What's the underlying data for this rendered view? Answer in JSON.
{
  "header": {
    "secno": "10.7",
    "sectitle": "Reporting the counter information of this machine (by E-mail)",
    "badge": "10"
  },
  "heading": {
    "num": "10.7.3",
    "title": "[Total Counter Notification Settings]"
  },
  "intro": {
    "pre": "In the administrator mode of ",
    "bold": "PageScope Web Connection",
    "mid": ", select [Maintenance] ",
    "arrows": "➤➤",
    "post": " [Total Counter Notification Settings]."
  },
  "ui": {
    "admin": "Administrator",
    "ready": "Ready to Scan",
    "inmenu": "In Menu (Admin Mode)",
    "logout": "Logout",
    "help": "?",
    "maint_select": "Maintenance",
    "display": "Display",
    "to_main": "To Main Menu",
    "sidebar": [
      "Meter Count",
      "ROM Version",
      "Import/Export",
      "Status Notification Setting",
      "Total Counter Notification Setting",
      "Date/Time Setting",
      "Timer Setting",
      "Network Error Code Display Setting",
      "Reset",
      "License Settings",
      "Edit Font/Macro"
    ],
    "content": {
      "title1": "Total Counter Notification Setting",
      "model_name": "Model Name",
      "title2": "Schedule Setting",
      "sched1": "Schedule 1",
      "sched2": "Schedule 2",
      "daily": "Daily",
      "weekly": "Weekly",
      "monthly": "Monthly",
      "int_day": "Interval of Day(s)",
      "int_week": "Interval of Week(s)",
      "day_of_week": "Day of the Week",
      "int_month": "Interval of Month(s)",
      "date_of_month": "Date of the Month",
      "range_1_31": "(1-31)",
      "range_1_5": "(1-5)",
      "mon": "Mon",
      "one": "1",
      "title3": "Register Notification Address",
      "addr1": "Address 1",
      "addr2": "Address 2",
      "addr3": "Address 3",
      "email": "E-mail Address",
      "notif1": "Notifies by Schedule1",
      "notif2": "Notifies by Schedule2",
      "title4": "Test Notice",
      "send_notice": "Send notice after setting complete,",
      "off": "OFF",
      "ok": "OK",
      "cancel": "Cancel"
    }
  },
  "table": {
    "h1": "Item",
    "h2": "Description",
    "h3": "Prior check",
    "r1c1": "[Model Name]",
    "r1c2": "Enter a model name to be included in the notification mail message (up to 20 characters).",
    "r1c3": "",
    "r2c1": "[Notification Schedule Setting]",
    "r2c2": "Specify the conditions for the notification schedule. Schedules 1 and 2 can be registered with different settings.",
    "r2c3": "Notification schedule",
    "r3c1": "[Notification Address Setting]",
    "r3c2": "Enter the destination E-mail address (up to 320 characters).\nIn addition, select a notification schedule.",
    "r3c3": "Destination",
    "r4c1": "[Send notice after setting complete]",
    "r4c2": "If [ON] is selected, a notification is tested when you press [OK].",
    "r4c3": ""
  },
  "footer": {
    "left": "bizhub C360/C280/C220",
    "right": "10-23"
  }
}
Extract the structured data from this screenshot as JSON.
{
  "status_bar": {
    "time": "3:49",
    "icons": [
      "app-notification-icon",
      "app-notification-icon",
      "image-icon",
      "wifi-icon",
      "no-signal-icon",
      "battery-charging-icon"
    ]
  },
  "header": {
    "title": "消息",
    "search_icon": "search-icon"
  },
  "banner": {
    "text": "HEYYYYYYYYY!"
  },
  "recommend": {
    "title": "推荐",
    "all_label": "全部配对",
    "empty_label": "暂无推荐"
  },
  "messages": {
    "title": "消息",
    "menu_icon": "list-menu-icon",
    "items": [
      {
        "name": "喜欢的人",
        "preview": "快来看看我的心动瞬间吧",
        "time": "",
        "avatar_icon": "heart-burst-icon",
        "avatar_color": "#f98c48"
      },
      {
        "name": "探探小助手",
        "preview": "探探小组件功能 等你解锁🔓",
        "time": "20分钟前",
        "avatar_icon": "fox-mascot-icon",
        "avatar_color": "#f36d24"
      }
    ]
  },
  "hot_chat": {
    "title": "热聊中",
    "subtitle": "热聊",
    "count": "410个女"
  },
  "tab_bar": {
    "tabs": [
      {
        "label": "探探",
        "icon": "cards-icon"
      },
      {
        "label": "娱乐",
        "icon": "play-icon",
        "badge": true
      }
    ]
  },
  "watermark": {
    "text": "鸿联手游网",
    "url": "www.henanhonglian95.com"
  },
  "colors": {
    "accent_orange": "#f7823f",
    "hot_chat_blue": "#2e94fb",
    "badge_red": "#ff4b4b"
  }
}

********

Gather every line from the listing above in which the word "Send" appears.

      "send_notice": "Send notice after setting complete,",
    "r4c1": "[Send notice after setting complete]",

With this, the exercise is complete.